#### INPUT DATA ####
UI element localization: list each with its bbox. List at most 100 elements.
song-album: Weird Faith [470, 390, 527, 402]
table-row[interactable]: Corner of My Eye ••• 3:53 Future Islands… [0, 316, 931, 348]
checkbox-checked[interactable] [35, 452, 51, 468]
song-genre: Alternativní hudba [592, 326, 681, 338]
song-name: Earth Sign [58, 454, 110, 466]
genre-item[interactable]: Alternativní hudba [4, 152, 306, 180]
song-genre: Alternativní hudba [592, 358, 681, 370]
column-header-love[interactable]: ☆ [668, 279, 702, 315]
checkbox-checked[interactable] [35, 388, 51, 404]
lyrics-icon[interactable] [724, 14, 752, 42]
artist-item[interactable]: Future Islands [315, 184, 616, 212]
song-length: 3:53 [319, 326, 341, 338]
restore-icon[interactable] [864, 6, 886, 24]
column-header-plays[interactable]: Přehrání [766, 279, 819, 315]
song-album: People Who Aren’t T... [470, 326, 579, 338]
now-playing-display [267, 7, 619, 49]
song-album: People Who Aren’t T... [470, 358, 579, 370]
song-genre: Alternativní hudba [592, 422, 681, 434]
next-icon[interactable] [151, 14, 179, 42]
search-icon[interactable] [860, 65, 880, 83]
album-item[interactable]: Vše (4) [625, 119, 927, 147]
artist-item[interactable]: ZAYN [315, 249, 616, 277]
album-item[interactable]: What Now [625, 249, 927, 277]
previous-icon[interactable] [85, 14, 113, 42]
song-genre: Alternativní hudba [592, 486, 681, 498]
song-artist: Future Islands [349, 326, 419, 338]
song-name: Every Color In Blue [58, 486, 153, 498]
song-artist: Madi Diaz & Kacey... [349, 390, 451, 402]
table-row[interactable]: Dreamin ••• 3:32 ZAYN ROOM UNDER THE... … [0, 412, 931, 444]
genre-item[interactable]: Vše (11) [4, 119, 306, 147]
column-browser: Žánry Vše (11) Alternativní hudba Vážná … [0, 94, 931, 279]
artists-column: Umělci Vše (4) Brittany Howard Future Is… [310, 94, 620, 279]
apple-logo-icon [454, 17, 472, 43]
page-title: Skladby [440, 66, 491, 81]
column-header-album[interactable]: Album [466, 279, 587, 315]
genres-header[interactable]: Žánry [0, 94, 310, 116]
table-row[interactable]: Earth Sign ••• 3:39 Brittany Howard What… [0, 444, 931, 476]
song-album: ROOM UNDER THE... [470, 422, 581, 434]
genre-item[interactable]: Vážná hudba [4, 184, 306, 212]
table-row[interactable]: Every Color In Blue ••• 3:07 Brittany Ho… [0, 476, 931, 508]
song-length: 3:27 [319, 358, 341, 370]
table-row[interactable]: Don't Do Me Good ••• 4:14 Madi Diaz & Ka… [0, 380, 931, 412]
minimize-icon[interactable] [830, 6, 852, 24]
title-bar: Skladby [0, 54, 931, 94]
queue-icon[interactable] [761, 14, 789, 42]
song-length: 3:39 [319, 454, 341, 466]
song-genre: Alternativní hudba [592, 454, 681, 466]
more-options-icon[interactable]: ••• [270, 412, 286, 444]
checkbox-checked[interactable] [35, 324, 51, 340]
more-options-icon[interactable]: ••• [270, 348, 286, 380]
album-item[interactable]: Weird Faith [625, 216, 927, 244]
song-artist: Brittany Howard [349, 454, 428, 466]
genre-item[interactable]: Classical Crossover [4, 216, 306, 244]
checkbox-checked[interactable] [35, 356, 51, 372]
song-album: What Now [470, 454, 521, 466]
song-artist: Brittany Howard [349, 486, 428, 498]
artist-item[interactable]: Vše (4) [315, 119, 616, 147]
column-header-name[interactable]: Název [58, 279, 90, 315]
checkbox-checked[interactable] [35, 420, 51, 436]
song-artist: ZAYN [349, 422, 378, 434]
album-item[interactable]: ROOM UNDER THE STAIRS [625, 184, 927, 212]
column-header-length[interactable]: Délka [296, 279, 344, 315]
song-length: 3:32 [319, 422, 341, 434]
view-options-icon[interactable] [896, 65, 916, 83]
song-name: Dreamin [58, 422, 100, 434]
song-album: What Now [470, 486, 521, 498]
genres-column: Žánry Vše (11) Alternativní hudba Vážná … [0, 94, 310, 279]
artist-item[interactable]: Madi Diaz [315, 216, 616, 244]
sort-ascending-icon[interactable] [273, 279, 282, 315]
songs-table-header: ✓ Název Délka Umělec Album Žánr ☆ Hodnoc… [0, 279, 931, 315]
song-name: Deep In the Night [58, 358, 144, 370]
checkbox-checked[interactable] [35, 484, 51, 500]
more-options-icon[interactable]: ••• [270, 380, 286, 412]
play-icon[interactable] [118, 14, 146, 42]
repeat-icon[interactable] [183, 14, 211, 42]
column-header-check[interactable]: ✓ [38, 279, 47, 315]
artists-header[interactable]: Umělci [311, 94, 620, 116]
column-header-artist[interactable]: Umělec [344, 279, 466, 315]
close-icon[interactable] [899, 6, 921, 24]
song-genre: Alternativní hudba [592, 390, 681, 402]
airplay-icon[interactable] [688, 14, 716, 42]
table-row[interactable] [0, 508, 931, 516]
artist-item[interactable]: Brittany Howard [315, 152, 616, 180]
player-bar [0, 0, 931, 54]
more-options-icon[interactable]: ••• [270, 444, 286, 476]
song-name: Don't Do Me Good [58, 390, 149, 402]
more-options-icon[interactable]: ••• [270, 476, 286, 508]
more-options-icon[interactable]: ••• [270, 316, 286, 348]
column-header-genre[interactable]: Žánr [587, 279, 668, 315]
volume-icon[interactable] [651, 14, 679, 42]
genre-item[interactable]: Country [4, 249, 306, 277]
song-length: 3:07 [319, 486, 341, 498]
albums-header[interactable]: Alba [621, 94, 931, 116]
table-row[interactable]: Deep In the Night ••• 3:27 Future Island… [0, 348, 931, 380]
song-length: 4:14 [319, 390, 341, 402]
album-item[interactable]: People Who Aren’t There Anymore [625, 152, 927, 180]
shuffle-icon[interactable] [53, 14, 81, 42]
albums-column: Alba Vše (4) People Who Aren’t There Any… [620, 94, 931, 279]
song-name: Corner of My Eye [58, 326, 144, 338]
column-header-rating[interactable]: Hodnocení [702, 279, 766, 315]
####
## WHAT YOU HAVE TO DO
Tally how many lines of the entries above contain the string "Corner", treating uppercase and lowercase as different. Give only the number.

## TASK ANSWER
2